DATA IN THIS EXERCISE:
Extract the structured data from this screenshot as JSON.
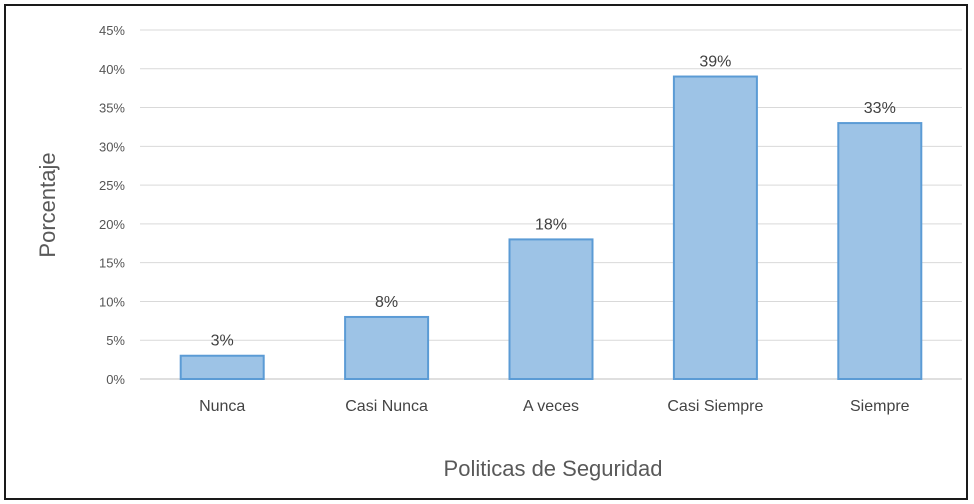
{
  "chart_data": {
    "type": "bar",
    "title": "",
    "xlabel": "Politicas de Seguridad",
    "ylabel": "Porcentaje",
    "categories": [
      "Nunca",
      "Casi Nunca",
      "A veces",
      "Casi Siempre",
      "Siempre"
    ],
    "values": [
      3,
      8,
      18,
      39,
      33
    ],
    "data_labels": [
      "3%",
      "8%",
      "18%",
      "39%",
      "33%"
    ],
    "ylim": [
      0,
      45
    ],
    "yticks": [
      0,
      5,
      10,
      15,
      20,
      25,
      30,
      35,
      40,
      45
    ],
    "ytick_labels": [
      "0%",
      "5%",
      "10%",
      "15%",
      "20%",
      "25%",
      "30%",
      "35%",
      "40%",
      "45%"
    ],
    "grid": true,
    "legend": "none",
    "colors": {
      "bar_fill": "#9dc3e6",
      "bar_stroke": "#5b9bd5",
      "grid": "#d9d9d9",
      "axis": "#bfbfbf"
    }
  }
}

YOUR INSTRUCTIONS:
Every line of the material is to be quoted exactly, with no pictures carried over.

COMPLETED TASK:
Extract the structured data from this screenshot as JSON.
{
  "chart_data": {
    "type": "bar",
    "title": "",
    "xlabel": "Politicas de Seguridad",
    "ylabel": "Porcentaje",
    "categories": [
      "Nunca",
      "Casi Nunca",
      "A veces",
      "Casi Siempre",
      "Siempre"
    ],
    "values": [
      3,
      8,
      18,
      39,
      33
    ],
    "data_labels": [
      "3%",
      "8%",
      "18%",
      "39%",
      "33%"
    ],
    "ylim": [
      0,
      45
    ],
    "yticks": [
      0,
      5,
      10,
      15,
      20,
      25,
      30,
      35,
      40,
      45
    ],
    "ytick_labels": [
      "0%",
      "5%",
      "10%",
      "15%",
      "20%",
      "25%",
      "30%",
      "35%",
      "40%",
      "45%"
    ],
    "grid": true,
    "legend": "none",
    "colors": {
      "bar_fill": "#9dc3e6",
      "bar_stroke": "#5b9bd5",
      "grid": "#d9d9d9",
      "axis": "#bfbfbf"
    }
  }
}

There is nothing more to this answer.